GIVEN EXERCISE >> Return every line of the data below that includes the string "bodied".

RECORDS FOR PROCESSING >>
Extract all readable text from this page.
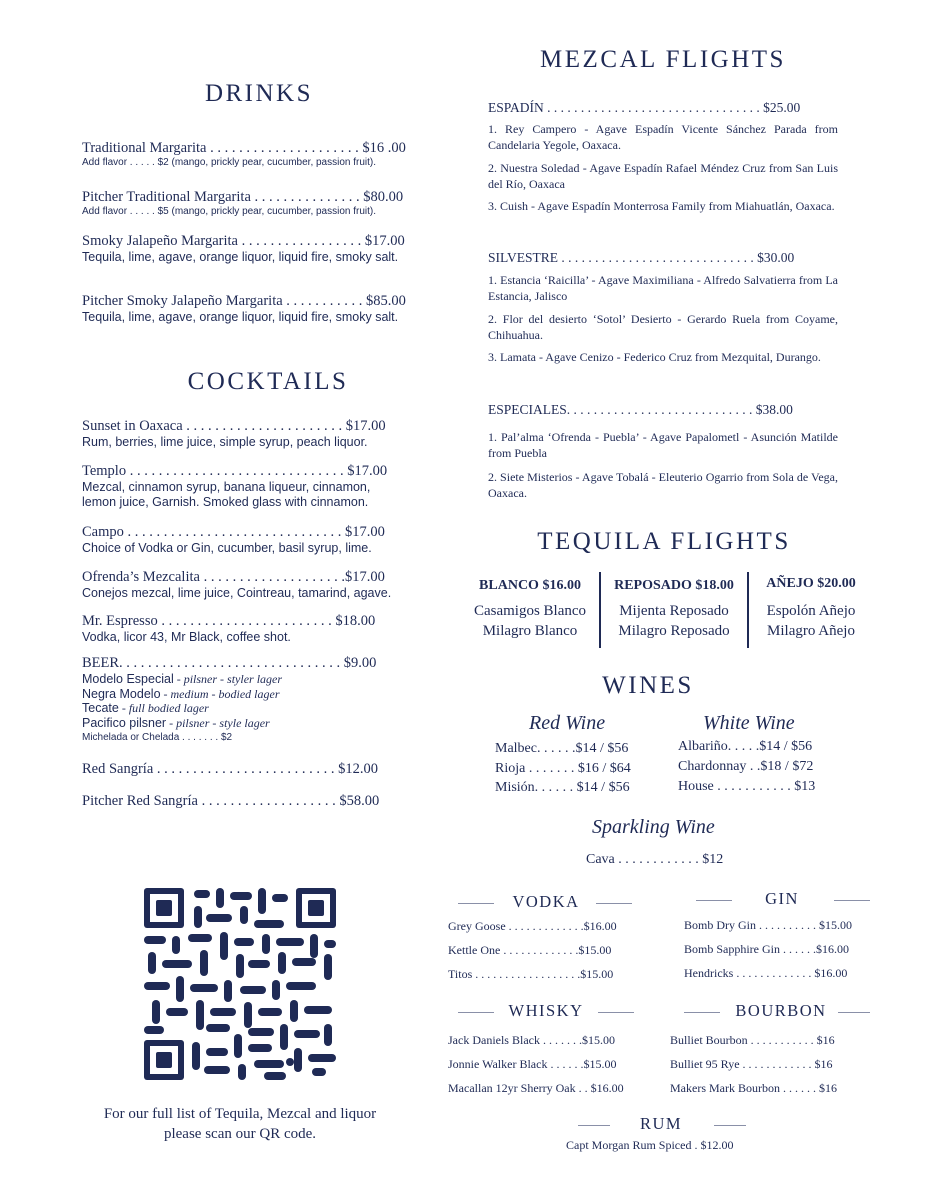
DRINKS
Traditional Margarita . . . . . . . . . . . . . . . . . . . . . $16 .00
Add flavor . . . . . $2 (mango, prickly pear, cucumber, passion fruit).
Pitcher Traditional Margarita . . . . . . . . . . . . . . . $80.00
Add flavor . . . . . $5 (mango, prickly pear, cucumber, passion fruit).
Smoky Jalapeño Margarita . . . . . . . . . . . . . . . . . $17.00
Tequila, lime, agave, orange liquor, liquid fire, smoky salt.
Pitcher Smoky Jalapeño Margarita . . . . . . . . . . . $85.00
Tequila, lime, agave, orange liquor, liquid fire, smoky salt.
COCKTAILS
Sunset in Oaxaca . . . . . . . . . . . . . . . . . . . . . . $17.00
Rum, berries, lime juice, simple syrup, peach liquor.
Templo . . . . . . . . . . . . . . . . . . . . . . . . . . . . . . $17.00
Mezcal, cinnamon syrup, banana liqueur, cinnamon, lemon juice, Garnish. Smoked glass with cinnamon.
Campo . . . . . . . . . . . . . . . . . . . . . . . . . . . . . . $17.00
Choice of Vodka or Gin, cucumber, basil syrup, lime.
Ofrenda’s Mezcalita . . . . . . . . . . . . . . . . . . . .$17.00
Conejos mezcal, lime juice, Cointreau, tamarind, agave.
Mr. Espresso . . . . . . . . . . . . . . . . . . . . . . . . $18.00
Vodka, licor 43, Mr Black, coffee shot.
BEER. . . . . . . . . . . . . . . . . . . . . . . . . . . . . . . $9.00
Modelo Especial - pilsner - styler lager
Negra Modelo - medium - bodied lager
Tecate - full bodied lager
Pacifico pilsner - pilsner - style lager
Michelada or Chelada . . . . . . . $2
Red Sangría . . . . . . . . . . . . . . . . . . . . . . . . . $12.00
Pitcher Red Sangría . . . . . . . . . . . . . . . . . . . $58.00
For our full list of Tequila, Mezcal and liquor please scan our QR code.
MEZCAL FLIGHTS
ESPADÍN . . . . . . . . . . . . . . . . . . . . . . . . . . . . . . . . $25.00
1. Rey Campero - Agave Espadín Vicente Sánchez Parada from Candelaria Yegole, Oaxaca.
2. Nuestra Soledad - Agave Espadín Rafael Méndez Cruz from San Luis del Río, Oaxaca
3. Cuish - Agave Espadín Monterrosa Family from Miahuatlán, Oaxaca.
SILVESTRE . . . . . . . . . . . . . . . . . . . . . . . . . . . . . $30.00
1. Estancia ‘Raicilla’ - Agave Maximiliana - Alfredo Salvatierra from La Estancia, Jalisco
2. Flor del desierto ‘Sotol’ Desierto - Gerardo Ruela from Coyame, Chihuahua.
3. Lamata - Agave Cenizo - Federico Cruz from Mezquital, Durango.
ESPECIALES. . . . . . . . . . . . . . . . . . . . . . . . . . . . $38.00
1. Pal’alma ‘Ofrenda - Puebla’ - Agave Papalometl - Asunción Matilde from Puebla
2. Siete Misterios - Agave Tobalá - Eleuterio Ogarrio from Sola de Vega, Oaxaca.
TEQUILA FLIGHTS
BLANCO $16.00
Casamigos Blanco
Milagro Blanco
REPOSADO $18.00
Mijenta Reposado
Milagro Reposado
AÑEJO $20.00
Espolón Añejo
Milagro Añejo
WINES
Red Wine
Malbec. . . . . .$14 / $56
Rioja . . . . . . . $16 / $64
Misión. . . . . . $14 / $56
White Wine
Albariño. . . . .$14 / $56
Chardonnay . .$18 / $72
House . . . . . . . . . . . $13
Sparkling Wine
Cava . . . . . . . . . . . . $12
VODKA
Grey Goose . . . . . . . . . . . . .$16.00
Kettle One . . . . . . . . . . . . .$15.00
Titos . . . . . . . . . . . . . . . . . .$15.00
GIN
Bomb Dry Gin . . . . . . . . . . $15.00
Bomb Sapphire Gin . . . . . .$16.00
Hendricks . . . . . . . . . . . . . $16.00
WHISKY
Jack Daniels Black . . . . . . .$15.00
Jonnie Walker Black . . . . . .$15.00
Macallan 12yr Sherry Oak . . $16.00
BOURBON
Bulliet Bourbon . . . . . . . . . . . $16
Bulliet 95 Rye . . . . . . . . . . . . $16
Makers Mark Bourbon . . . . . . $16
RUM
Capt Morgan Rum Spiced . $12.00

EXPECTED OUTPUT >>
Negra Modelo - medium - bodied lager
Tecate - full bodied lager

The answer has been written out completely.